• _THE PROBLEM_: Please give the CHX concentration used to treat the cells, according to the figure legend on UBE2O and BMAL1 stability.

• _SUPPLIED TEXT_:

# # # #

Figure 3UBE2O reduces BMAL1 stability by promoting its ubiquitination.A, UBE2O reduces BMAL1 stability. pcDNA3.1 or SF-UBE2O plasmid was cotransfected with the FLAG-BMAL1 plasmid into HEK293T cells using PEI transfection reagent and split into four plates 12 h after transfection. At 48 h post-transfection, cells were treated with CHX (200 μg/ml) for the indicated time. Cell lysates were immunoblotted for FLAG and β-tubulin. S.E., short exposure; L.E., long exposure for FLAG-BMAL1. B, densitometric quantification of Western blotting images from three biological replicates of A. Two-way ANOVA was used to calculate the p value, and mean ± S.D. (error bars) values are shown. ***, p < 0.001. C, proteasomal inhibition rescues the BMAL1 protein level reduced by UBE2O expression. pcDNA3.1 or Myc-UBE2O plasmid was transfected into HEK293T cells using PEI transfection reagent. At 48 h post-transfection, cells were treated with DMSO or MG132 (10 μm for 12 h), respectively, and lysed. Cell lysates were immunoblotted with the indicated antibodies. Student's t test was used to calculate the p values for data from three biological replicates, and mean ± S.D. values are depicted in the bar graph. *, p < 0.05; **, p < 0.01 compared with the first bar (transfected with pcDNA3.1 empty vector and treated with DMSO); ns, not significant. D, UBE2O promotes BMAL1 ubiquitination. pcDNA3.1 or Myc-UBE2O plasmid was cotransfected with the FLAG-BMAL1 plasmid into HEK293T cells using PEI transfection reagent. At 48 h post-transfection, cells were treated with MG132 (10 μm for 12 h) and lysed. FLAG-BMAL1 was immunoprecipitated with FLAG M2 affinity gel. The immunoprecipitates and cell lysates were immunoblotted for the indicated antibodies.

# # # #

• _INFORMATION SHOWN_:
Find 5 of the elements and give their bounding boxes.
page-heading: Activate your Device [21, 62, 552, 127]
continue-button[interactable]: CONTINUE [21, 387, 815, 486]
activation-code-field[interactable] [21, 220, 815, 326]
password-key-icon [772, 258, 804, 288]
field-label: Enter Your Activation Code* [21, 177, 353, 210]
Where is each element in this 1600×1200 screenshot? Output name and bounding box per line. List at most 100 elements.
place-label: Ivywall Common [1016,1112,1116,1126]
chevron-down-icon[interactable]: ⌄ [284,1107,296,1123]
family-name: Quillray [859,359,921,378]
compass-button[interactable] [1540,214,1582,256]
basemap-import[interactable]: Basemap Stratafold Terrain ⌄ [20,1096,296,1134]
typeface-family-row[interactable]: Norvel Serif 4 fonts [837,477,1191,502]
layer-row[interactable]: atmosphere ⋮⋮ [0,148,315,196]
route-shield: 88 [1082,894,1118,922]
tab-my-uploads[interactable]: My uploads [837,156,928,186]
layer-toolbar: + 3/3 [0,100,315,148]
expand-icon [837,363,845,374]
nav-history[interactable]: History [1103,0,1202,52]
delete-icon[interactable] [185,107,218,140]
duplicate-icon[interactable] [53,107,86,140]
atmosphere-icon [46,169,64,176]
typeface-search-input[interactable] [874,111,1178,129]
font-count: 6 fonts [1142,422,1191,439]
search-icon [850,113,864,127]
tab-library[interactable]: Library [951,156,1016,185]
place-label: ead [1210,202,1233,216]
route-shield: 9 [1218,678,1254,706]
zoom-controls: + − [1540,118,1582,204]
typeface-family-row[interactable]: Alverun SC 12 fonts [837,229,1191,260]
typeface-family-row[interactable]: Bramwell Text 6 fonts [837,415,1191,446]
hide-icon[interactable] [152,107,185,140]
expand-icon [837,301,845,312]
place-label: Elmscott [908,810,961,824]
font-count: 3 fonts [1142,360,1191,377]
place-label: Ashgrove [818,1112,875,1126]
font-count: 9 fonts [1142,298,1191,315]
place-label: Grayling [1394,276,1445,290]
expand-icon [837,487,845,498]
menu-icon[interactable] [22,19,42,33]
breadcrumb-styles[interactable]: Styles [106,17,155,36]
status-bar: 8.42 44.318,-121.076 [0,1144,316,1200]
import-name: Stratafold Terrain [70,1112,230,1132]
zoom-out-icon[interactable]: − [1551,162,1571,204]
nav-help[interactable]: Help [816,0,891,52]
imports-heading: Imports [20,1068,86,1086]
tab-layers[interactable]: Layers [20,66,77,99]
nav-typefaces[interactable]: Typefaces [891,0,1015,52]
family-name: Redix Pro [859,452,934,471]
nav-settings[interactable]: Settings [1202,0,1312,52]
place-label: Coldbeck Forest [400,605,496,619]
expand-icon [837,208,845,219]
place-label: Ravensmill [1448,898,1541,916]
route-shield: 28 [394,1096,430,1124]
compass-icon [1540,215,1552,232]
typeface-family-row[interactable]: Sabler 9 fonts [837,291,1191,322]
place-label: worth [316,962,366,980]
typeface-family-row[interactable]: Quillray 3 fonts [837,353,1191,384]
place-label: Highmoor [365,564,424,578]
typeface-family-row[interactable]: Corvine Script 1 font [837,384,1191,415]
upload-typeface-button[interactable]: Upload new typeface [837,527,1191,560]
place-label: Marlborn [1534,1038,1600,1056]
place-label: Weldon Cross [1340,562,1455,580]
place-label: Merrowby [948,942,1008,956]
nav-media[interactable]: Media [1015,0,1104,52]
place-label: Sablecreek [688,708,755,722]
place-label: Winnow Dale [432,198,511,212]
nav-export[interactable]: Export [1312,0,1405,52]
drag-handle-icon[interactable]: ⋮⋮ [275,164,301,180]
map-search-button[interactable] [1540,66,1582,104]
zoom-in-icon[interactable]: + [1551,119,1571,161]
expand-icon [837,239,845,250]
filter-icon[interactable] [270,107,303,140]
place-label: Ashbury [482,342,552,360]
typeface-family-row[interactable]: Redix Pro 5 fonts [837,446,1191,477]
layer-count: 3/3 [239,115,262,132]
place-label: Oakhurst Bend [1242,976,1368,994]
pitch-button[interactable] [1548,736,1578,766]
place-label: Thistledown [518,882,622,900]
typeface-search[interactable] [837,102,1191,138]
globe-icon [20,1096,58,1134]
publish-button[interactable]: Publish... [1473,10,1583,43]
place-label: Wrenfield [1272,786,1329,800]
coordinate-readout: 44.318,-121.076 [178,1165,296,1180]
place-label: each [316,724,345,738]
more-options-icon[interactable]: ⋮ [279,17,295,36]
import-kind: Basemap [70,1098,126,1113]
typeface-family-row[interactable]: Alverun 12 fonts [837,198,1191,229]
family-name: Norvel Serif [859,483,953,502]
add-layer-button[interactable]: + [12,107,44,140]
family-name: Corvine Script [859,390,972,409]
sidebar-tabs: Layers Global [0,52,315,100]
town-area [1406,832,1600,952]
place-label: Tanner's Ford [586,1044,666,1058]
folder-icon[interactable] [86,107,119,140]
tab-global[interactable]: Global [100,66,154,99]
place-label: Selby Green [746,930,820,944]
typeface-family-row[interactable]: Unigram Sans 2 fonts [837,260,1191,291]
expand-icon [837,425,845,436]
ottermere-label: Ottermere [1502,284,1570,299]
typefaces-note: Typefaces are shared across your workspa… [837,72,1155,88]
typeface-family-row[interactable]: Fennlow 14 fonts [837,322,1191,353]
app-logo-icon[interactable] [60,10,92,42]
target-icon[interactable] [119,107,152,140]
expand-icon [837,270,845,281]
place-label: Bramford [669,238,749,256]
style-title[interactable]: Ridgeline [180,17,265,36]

# # # #

• _SOLUTION TO THIS TASK_: 200 μg/ml